### [Directions]
Filter for the word "padded" and keep each matching line.

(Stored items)
----------------

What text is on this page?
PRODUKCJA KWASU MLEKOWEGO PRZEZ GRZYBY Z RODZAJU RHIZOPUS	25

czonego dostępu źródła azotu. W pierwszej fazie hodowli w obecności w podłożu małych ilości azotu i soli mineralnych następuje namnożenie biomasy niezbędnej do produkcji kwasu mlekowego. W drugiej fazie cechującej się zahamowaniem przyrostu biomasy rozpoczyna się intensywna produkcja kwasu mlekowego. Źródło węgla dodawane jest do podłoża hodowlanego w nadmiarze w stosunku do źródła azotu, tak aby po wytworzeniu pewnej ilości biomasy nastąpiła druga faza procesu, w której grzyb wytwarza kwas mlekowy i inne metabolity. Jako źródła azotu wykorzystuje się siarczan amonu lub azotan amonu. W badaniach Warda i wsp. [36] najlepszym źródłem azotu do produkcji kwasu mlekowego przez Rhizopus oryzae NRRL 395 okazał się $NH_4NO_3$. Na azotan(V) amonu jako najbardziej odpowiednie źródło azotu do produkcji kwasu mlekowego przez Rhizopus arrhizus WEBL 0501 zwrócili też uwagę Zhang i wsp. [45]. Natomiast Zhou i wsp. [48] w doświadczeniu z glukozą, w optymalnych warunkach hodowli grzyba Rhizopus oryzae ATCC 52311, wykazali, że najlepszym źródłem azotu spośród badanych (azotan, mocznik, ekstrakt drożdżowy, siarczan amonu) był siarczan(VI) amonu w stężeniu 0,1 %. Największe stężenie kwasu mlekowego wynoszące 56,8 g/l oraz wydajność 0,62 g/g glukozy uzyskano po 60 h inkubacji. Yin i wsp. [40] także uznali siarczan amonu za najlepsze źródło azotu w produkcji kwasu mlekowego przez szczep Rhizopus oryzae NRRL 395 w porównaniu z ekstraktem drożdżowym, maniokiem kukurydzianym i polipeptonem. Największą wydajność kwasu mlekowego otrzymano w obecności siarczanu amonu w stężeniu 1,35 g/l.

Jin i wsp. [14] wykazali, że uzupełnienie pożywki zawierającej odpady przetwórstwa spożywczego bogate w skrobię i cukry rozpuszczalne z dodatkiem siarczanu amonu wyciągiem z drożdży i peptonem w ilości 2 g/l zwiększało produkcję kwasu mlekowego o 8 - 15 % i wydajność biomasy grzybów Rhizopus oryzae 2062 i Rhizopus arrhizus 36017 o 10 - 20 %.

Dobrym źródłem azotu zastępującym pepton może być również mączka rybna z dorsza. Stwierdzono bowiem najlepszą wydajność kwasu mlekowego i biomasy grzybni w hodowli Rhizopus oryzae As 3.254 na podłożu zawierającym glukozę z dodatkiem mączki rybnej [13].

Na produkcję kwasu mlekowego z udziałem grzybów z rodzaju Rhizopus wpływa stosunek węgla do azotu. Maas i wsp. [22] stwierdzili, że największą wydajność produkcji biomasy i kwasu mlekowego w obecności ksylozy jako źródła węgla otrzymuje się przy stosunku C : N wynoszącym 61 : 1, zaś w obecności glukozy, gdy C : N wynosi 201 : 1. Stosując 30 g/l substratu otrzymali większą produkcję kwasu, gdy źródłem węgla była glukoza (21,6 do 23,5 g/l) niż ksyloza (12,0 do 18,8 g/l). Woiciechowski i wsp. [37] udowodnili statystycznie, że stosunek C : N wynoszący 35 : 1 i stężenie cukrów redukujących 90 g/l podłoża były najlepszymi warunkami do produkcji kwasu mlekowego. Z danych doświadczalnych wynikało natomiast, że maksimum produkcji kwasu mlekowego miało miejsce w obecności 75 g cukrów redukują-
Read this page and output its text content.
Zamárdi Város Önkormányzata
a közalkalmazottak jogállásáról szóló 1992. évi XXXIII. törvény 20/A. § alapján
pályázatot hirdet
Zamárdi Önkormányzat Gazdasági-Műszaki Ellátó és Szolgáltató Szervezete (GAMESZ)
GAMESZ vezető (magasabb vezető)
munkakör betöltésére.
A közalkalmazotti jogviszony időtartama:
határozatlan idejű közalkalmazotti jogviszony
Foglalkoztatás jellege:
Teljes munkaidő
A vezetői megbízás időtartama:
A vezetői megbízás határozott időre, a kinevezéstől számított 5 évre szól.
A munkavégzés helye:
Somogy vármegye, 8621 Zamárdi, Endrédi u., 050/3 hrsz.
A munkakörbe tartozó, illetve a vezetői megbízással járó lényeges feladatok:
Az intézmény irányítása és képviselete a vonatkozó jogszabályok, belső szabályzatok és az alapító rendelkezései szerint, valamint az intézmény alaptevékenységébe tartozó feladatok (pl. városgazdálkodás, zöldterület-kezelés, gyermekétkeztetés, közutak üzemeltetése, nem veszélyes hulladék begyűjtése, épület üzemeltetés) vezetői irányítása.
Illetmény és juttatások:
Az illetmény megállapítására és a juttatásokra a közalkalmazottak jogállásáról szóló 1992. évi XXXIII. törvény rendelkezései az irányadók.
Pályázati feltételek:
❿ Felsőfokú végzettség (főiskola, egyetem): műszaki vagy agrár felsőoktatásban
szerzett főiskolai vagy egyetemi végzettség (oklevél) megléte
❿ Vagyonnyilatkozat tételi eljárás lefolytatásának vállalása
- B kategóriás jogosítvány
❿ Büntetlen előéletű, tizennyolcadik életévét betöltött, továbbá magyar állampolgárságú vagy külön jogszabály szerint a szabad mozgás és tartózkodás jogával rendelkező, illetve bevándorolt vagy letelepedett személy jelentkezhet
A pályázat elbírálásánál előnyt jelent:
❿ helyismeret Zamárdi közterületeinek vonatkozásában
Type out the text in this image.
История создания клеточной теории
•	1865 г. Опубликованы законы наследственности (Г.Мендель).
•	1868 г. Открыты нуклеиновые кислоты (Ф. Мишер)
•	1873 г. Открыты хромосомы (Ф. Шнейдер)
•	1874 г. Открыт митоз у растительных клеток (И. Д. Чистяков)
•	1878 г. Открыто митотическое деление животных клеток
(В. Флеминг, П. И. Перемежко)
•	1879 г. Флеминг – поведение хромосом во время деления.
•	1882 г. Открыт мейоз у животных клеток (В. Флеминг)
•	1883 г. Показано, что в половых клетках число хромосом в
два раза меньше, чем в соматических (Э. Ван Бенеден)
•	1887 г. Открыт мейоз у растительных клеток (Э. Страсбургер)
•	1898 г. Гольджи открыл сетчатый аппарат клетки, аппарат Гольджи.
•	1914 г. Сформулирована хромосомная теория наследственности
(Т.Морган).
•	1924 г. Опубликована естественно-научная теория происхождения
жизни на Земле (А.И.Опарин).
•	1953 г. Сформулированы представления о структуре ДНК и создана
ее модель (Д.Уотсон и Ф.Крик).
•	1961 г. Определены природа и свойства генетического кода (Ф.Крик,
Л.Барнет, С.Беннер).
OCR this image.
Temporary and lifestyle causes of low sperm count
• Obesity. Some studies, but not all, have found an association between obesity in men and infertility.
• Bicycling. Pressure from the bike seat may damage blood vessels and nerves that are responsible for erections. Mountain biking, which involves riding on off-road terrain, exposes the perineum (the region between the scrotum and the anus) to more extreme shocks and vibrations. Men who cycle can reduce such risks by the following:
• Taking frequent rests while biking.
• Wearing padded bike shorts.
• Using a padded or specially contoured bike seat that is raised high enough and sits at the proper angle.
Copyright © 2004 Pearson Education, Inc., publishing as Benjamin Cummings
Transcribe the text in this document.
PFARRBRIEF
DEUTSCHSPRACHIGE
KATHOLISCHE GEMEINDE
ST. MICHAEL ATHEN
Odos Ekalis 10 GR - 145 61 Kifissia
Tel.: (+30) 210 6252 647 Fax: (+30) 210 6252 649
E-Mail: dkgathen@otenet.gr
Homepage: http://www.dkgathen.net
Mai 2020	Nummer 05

----------------

### [Answer to this problem]
• Wearing padded bike shorts.
• Using a padded or specially contoured bike seat that is raised high enough and sits at the proper angle.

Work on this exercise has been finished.